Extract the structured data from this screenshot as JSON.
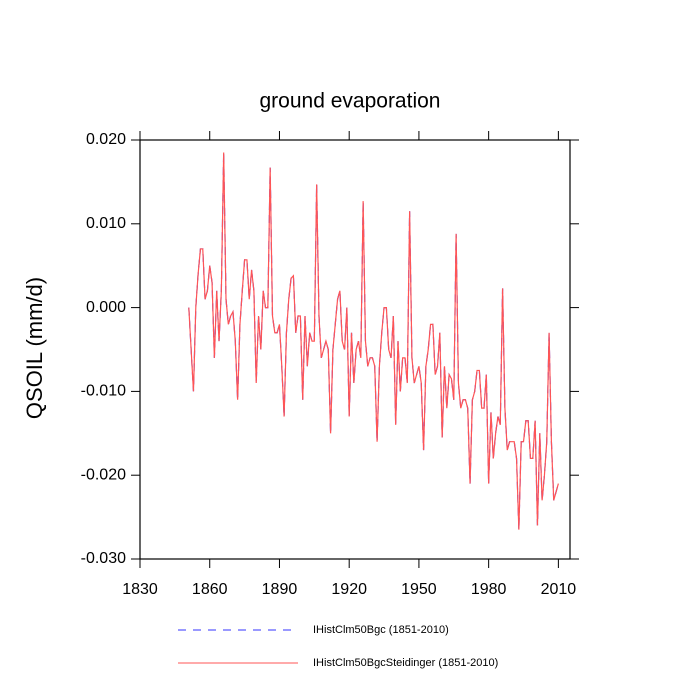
{
  "chart_data": {
    "type": "line",
    "title": "ground evaporation",
    "ylabel": "QSOIL  (mm/d)",
    "xlim": [
      1830,
      2015
    ],
    "ylim": [
      -0.03,
      0.02
    ],
    "xticks": [
      1830,
      1860,
      1890,
      1920,
      1950,
      1980,
      2010
    ],
    "yticks": [
      {
        "value": -0.03,
        "label": "-0.030"
      },
      {
        "value": -0.02,
        "label": "-0.020"
      },
      {
        "value": -0.01,
        "label": "-0.010"
      },
      {
        "value": 0,
        "label": "0.000"
      },
      {
        "value": 0.01,
        "label": "0.010"
      },
      {
        "value": 0.02,
        "label": "0.020"
      }
    ],
    "x": [
      1851,
      1852,
      1853,
      1854,
      1855,
      1856,
      1857,
      1858,
      1859,
      1860,
      1861,
      1862,
      1863,
      1864,
      1865,
      1866,
      1867,
      1868,
      1869,
      1870,
      1871,
      1872,
      1873,
      1874,
      1875,
      1876,
      1877,
      1878,
      1879,
      1880,
      1881,
      1882,
      1883,
      1884,
      1885,
      1886,
      1887,
      1888,
      1889,
      1890,
      1891,
      1892,
      1893,
      1894,
      1895,
      1896,
      1897,
      1898,
      1899,
      1900,
      1901,
      1902,
      1903,
      1904,
      1905,
      1906,
      1907,
      1908,
      1909,
      1910,
      1911,
      1912,
      1913,
      1914,
      1915,
      1916,
      1917,
      1918,
      1919,
      1920,
      1921,
      1922,
      1923,
      1924,
      1925,
      1926,
      1927,
      1928,
      1929,
      1930,
      1931,
      1932,
      1933,
      1934,
      1935,
      1936,
      1937,
      1938,
      1939,
      1940,
      1941,
      1942,
      1943,
      1944,
      1945,
      1946,
      1947,
      1948,
      1949,
      1950,
      1951,
      1952,
      1953,
      1954,
      1955,
      1956,
      1957,
      1958,
      1959,
      1960,
      1961,
      1962,
      1963,
      1964,
      1965,
      1966,
      1967,
      1968,
      1969,
      1970,
      1971,
      1972,
      1973,
      1974,
      1975,
      1976,
      1977,
      1978,
      1979,
      1980,
      1981,
      1982,
      1983,
      1984,
      1985,
      1986,
      1987,
      1988,
      1989,
      1990,
      1991,
      1992,
      1993,
      1994,
      1995,
      1996,
      1997,
      1998,
      1999,
      2000,
      2001,
      2002,
      2003,
      2004,
      2005,
      2006,
      2007,
      2008,
      2009,
      2010
    ],
    "series": [
      {
        "name": "IHistClm50Bgc (1851-2010)",
        "color": "#3333ff",
        "line_style": "dashed",
        "values": [
          0.0,
          -0.005,
          -0.01,
          0.0,
          0.004,
          0.007,
          0.007,
          0.001,
          0.002,
          0.005,
          0.003,
          -0.006,
          0.002,
          -0.004,
          0.002,
          0.0185,
          0.001,
          -0.002,
          -0.001,
          -0.0005,
          -0.004,
          -0.011,
          -0.002,
          0.002,
          0.0057,
          0.0057,
          0.001,
          0.0045,
          0.002,
          -0.009,
          -0.001,
          -0.005,
          0.002,
          0.0,
          0.0,
          0.0167,
          -0.001,
          -0.003,
          -0.003,
          -0.002,
          -0.007,
          -0.013,
          -0.003,
          0.001,
          0.0035,
          0.0038,
          -0.003,
          -0.001,
          -0.001,
          -0.011,
          -0.001,
          -0.007,
          -0.003,
          -0.004,
          -0.004,
          0.0147,
          -0.001,
          -0.006,
          -0.005,
          -0.004,
          -0.005,
          -0.015,
          -0.005,
          -0.002,
          0.001,
          0.002,
          -0.004,
          -0.005,
          0.0,
          -0.013,
          -0.003,
          -0.009,
          -0.005,
          -0.004,
          -0.006,
          0.0127,
          -0.004,
          -0.007,
          -0.006,
          -0.006,
          -0.007,
          -0.016,
          -0.007,
          -0.003,
          0.0,
          0.0,
          -0.005,
          -0.006,
          -0.001,
          -0.014,
          -0.004,
          -0.01,
          -0.006,
          -0.006,
          -0.009,
          0.0115,
          -0.006,
          -0.009,
          -0.008,
          -0.007,
          -0.009,
          -0.017,
          -0.007,
          -0.005,
          -0.002,
          -0.002,
          -0.008,
          -0.007,
          -0.003,
          -0.0155,
          -0.007,
          -0.012,
          -0.008,
          -0.0085,
          -0.011,
          0.0088,
          -0.009,
          -0.012,
          -0.011,
          -0.011,
          -0.012,
          -0.021,
          -0.011,
          -0.01,
          -0.0075,
          -0.0075,
          -0.012,
          -0.012,
          -0.008,
          -0.021,
          -0.0125,
          -0.018,
          -0.015,
          -0.013,
          -0.014,
          0.0023,
          -0.012,
          -0.017,
          -0.016,
          -0.016,
          -0.016,
          -0.018,
          -0.0265,
          -0.016,
          -0.016,
          -0.0135,
          -0.0135,
          -0.018,
          -0.018,
          -0.0135,
          -0.026,
          -0.015,
          -0.023,
          -0.02,
          -0.016,
          -0.003,
          -0.016,
          -0.023,
          -0.022,
          -0.021
        ]
      },
      {
        "name": "IHistClm50BgcSteidinger (1851-2010)",
        "color": "#ff5555",
        "line_style": "solid",
        "values": [
          0.0,
          -0.005,
          -0.01,
          0.0,
          0.004,
          0.007,
          0.007,
          0.001,
          0.002,
          0.005,
          0.003,
          -0.006,
          0.002,
          -0.004,
          0.002,
          0.0185,
          0.001,
          -0.002,
          -0.001,
          -0.0005,
          -0.004,
          -0.011,
          -0.002,
          0.002,
          0.0057,
          0.0057,
          0.001,
          0.0045,
          0.002,
          -0.009,
          -0.001,
          -0.005,
          0.002,
          0.0,
          0.0,
          0.0167,
          -0.001,
          -0.003,
          -0.003,
          -0.002,
          -0.007,
          -0.013,
          -0.003,
          0.001,
          0.0035,
          0.0038,
          -0.003,
          -0.001,
          -0.001,
          -0.011,
          -0.001,
          -0.007,
          -0.003,
          -0.004,
          -0.004,
          0.0147,
          -0.001,
          -0.006,
          -0.005,
          -0.004,
          -0.005,
          -0.015,
          -0.005,
          -0.002,
          0.001,
          0.002,
          -0.004,
          -0.005,
          0.0,
          -0.013,
          -0.003,
          -0.009,
          -0.005,
          -0.004,
          -0.006,
          0.0127,
          -0.004,
          -0.007,
          -0.006,
          -0.006,
          -0.007,
          -0.016,
          -0.007,
          -0.003,
          0.0,
          0.0,
          -0.005,
          -0.006,
          -0.001,
          -0.014,
          -0.004,
          -0.01,
          -0.006,
          -0.006,
          -0.009,
          0.0115,
          -0.006,
          -0.009,
          -0.008,
          -0.007,
          -0.009,
          -0.017,
          -0.007,
          -0.005,
          -0.002,
          -0.002,
          -0.008,
          -0.007,
          -0.003,
          -0.0155,
          -0.007,
          -0.012,
          -0.008,
          -0.0085,
          -0.011,
          0.0088,
          -0.009,
          -0.012,
          -0.011,
          -0.011,
          -0.012,
          -0.021,
          -0.011,
          -0.01,
          -0.0075,
          -0.0075,
          -0.012,
          -0.012,
          -0.008,
          -0.021,
          -0.0125,
          -0.018,
          -0.015,
          -0.013,
          -0.014,
          0.0023,
          -0.012,
          -0.017,
          -0.016,
          -0.016,
          -0.016,
          -0.018,
          -0.0265,
          -0.016,
          -0.016,
          -0.0135,
          -0.0135,
          -0.018,
          -0.018,
          -0.0135,
          -0.026,
          -0.015,
          -0.023,
          -0.02,
          -0.016,
          -0.003,
          -0.016,
          -0.023,
          -0.022,
          -0.021
        ]
      }
    ]
  }
}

#### [Task requirements]
Search the entries for the word "name" and copy every line that has it.

#### [Result of the task]
        "name": "IHistClm50Bgc (1851-2010)",
        "name": "IHistClm50BgcSteidinger (1851-2010)",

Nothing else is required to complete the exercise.